> [TASK INPUTS]:
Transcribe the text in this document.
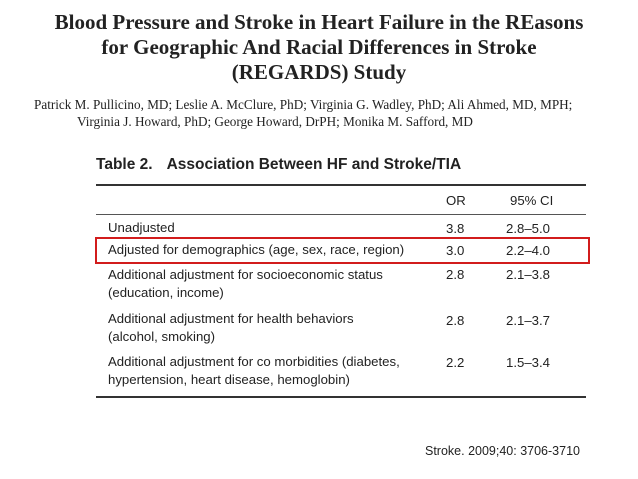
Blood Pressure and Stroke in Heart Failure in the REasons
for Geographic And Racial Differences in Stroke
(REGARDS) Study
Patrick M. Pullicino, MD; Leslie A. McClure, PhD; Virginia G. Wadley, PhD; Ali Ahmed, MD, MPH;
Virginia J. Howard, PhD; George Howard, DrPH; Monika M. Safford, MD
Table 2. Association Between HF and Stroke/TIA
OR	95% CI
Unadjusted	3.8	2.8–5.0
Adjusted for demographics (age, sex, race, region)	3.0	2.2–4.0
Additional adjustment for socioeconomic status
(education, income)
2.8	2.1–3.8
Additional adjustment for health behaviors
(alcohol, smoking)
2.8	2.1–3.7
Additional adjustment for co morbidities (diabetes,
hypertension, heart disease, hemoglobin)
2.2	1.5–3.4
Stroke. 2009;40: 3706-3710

> [WORK TO COMPLETE]:
Print out the material word for word, omitting the pictures.

> [IN RESPONSE]:
Transcribe the text in this document.
Blood Pressure and Stroke in Heart Failure in the REasons
for Geographic And Racial Differences in Stroke
(REGARDS) Study
Patrick M. Pullicino, MD; Leslie A. McClure, PhD; Virginia G. Wadley, PhD; Ali Ahmed, MD, MPH;
Virginia J. Howard, PhD; George Howard, DrPH; Monika M. Safford, MD
Table 2. Association Between HF and Stroke/TIA
OR	95% CI
Unadjusted	3.8	2.8–5.0
Adjusted for demographics (age, sex, race, region)	3.0	2.2–4.0
Additional adjustment for socioeconomic status
(education, income)
2.8	2.1–3.8
Additional adjustment for health behaviors
(alcohol, smoking)
2.8	2.1–3.7
Additional adjustment for co morbidities (diabetes,
hypertension, heart disease, hemoglobin)
2.2	1.5–3.4
Stroke. 2009;40: 3706-3710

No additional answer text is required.